Each line containing the word "this" must be collected.

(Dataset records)
--
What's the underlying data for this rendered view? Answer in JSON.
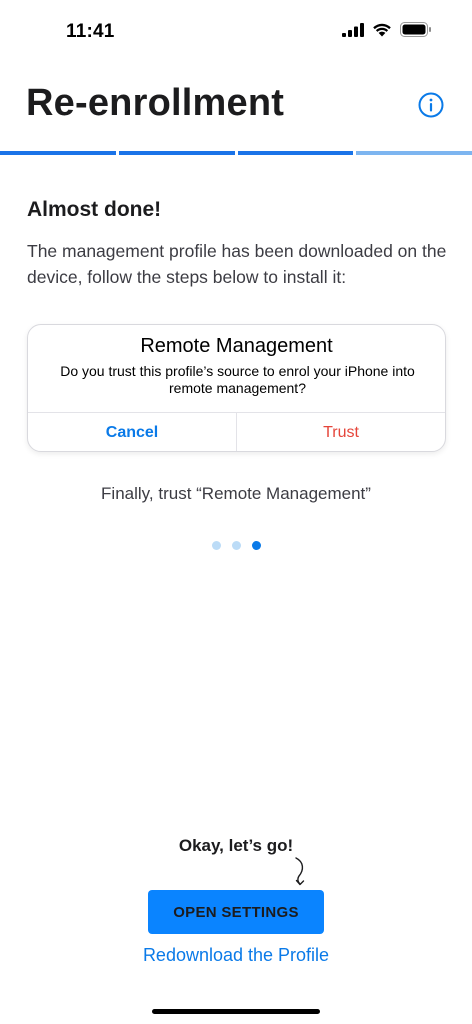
{
  "status_bar": {
    "time": "11:41",
    "icons": [
      "signal-icon",
      "wifi-icon",
      "battery-icon"
    ]
  },
  "header": {
    "title": "Re-enrollment",
    "info_icon": "info-icon"
  },
  "progress": {
    "total_steps": 4,
    "completed_steps": 3
  },
  "content": {
    "title": "Almost done!",
    "description": "The management profile has been downloaded on the device, follow the steps below to install it:"
  },
  "dialog": {
    "title": "Remote Management",
    "message": "Do you trust this profile’s source to enrol your iPhone into remote management?",
    "cancel_label": "Cancel",
    "trust_label": "Trust"
  },
  "step_caption": "Finally, trust “Remote Management”",
  "carousel": {
    "total": 3,
    "active_index": 2
  },
  "hint": "Okay, let’s go!",
  "actions": {
    "open_settings_label": "OPEN SETTINGS",
    "redownload_label": "Redownload the Profile"
  },
  "colors": {
    "accent": "#0a7ae8",
    "progress_done": "#1a73e8",
    "progress_pending": "#7db5f0",
    "trust_red": "#e5453a",
    "dot_inactive": "#bcdcf7",
    "primary_button": "#0a84ff"
  }
}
--
(FINAL ANSWER)
What's the underlying data for this rendered view? Answer in JSON.
    "message": "Do you trust this profile’s source to enrol your iPhone into remote management?",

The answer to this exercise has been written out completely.